Incomplete results showed Sanders with a better than two-to-one margin over Joe Biden, with Pete Buttigieg close behind in third place, followed by Elizabeth Warren and Amy Klobuchar.
“You all did it for me!” Biden told approximately 300 of his supporters at his caucus-night party at the International Brotherhood of Electrical Workers union hall in Las Vegas. “Now we’re going to go on to South Carolina.”
Joined onstage with his wife, Jill, Biden said Saturday’s second-place finish would catapult him back into contention after disappointing finishes in Iowa and New Hampshire.
“The press is ready to declare people dead quickly, but we’re going to come back and we’re going to win,” Biden said, adding that his campaign was now “in a position” to do just that.
Yet Biden also seemed to acknowledge that the task ahead wouldn’t be easy. “We’re in a spot now where we just have to keep moving.”
Shortly before the caucuses began on Saturday, Elizabeth Warren surprised her volunteers at Coronado High School in suburban Henderson with two boxes of Dunkin’ Donuts, a favorite from her home state of Massachusetts.
“This is my first election!” one supporter told Warren as an impromptu selfie line began to form.
“Mine too!” Warren said, before issuing a quick correction. “For president.”
But after briefly addressing the crowd inside the school, Warren made a beeline for a waiting minivan, along with her husband, Bruce Mann. When a reporter tried to ask how she was feeling, the senator brushed the question aside. “Always feels good,” Warren replied. Then, as if to say “No more questions,” she ran the rest of way to the van, left Nevada and took a flight to a rally in Seattle, in Washington — a state that doesn’t vote until March 10.
Former South Bend, Ind., Mayor Pete Buttigieg was scheduled to attend a caucus-day watch party in Las Vegas on Saturday afternoon before results were announced. He intended to move on to Colorado on Saturday evening before traveling to Virginia, which is a Super Tuesday state. Buttigieg is going to South Carolina next week.

▶ **Source excerpt**

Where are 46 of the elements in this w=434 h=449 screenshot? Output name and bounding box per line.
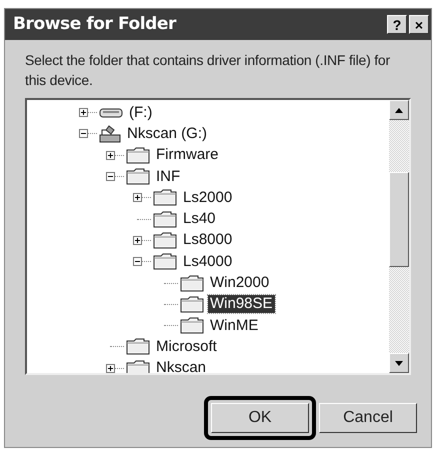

▶ **Objective**
From the Nevada caucus article, reproduce word for word the part that opens with the words containing "Joined onstage with" and closes with "do just that.".

▶ **Solution to this exercise**
Joined onstage with his wife, Jill, Biden said Saturday’s second-place finish would catapult him back into contention after disappointing finishes in Iowa and New Hampshire.
“The press is ready to declare people dead quickly, but we’re going to come back and we’re going to win,” Biden said, adding that his campaign was now “in a position” to do just that.